▸ **PROBLEM STATEMENT**: Draw out every line with the word "Beam" from the listing below.

▸ **WORKING DATA**:
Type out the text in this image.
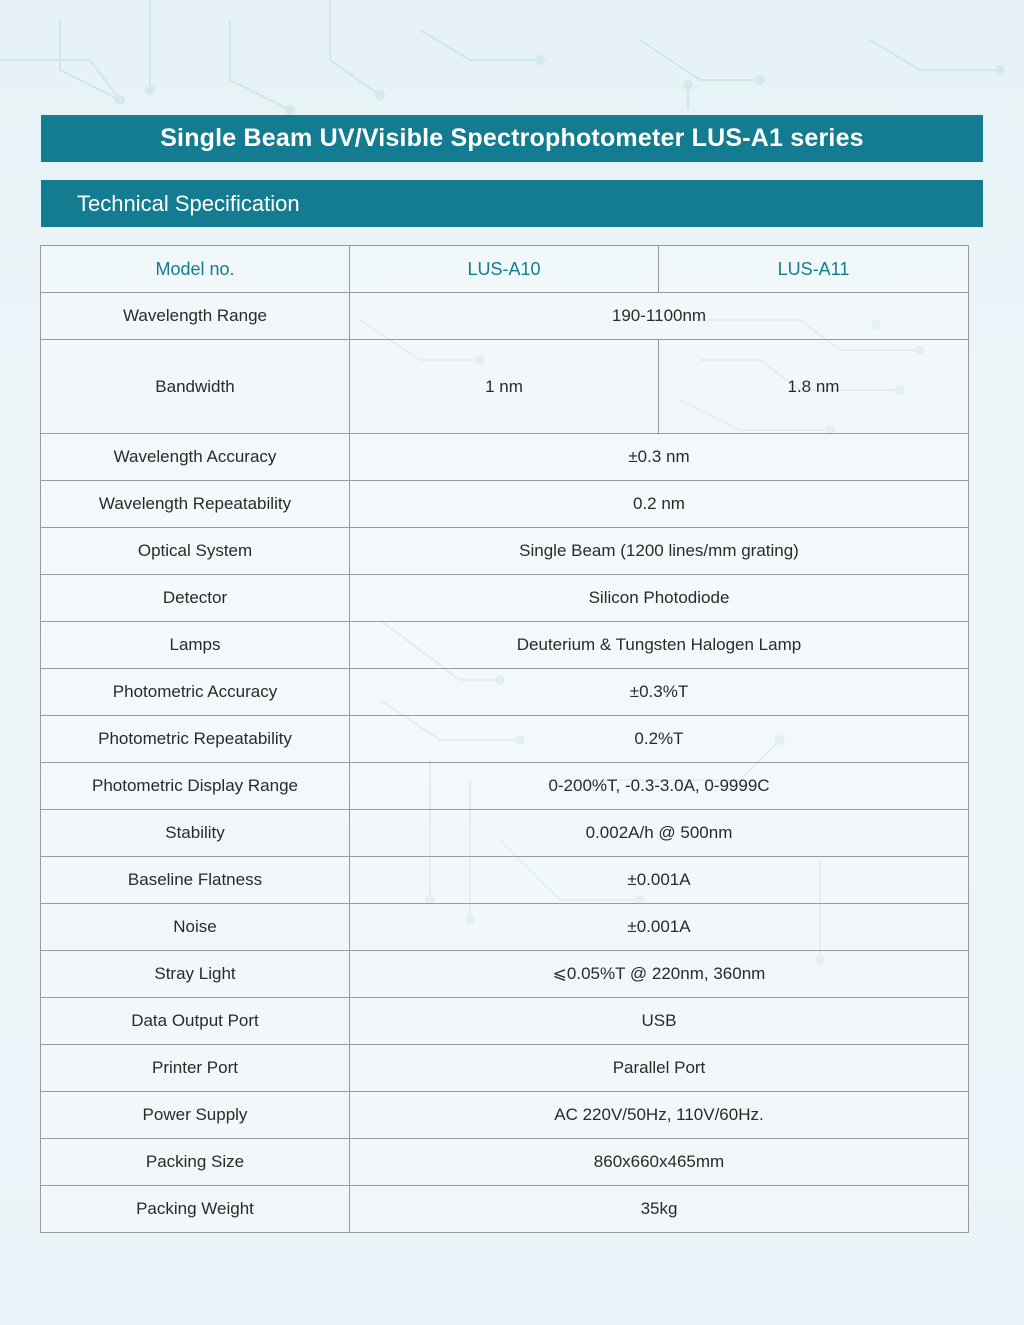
Single Beam UV/Visible Spectrophotometer LUS-A1 series
Technical Specification
Model no.	LUS-A10	LUS-A11
Wavelength Range	190-1100nm	
Bandwidth	1 nm	1.8 nm
Wavelength Accuracy	±0.3 nm	
Wavelength Repeatability	0.2 nm	
Optical System	Single Beam (1200 lines/mm grating)	
Detector	Silicon Photodiode	
Lamps	Deuterium & Tungsten Halogen Lamp	
Photometric Accuracy	±0.3%T	
Photometric Repeatability	0.2%T	
Photometric Display Range	0-200%T, -0.3-3.0A, 0-9999C	
Stability	0.002A/h @ 500nm	
Baseline Flatness	±0.001A	
Noise	±0.001A	
Stray Light	⩽0.05%T @ 220nm, 360nm	
Data Output Port	USB	
Printer Port	Parallel Port	
Power Supply	AC 220V/50Hz, 110V/60Hz.	
Packing Size	860x660x465mm	
Packing Weight	35kg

▸ **OUTPUT BELOW**:
Single Beam UV/Visible Spectrophotometer LUS-A1 series
Optical System	Single Beam (1200 lines/mm grating)	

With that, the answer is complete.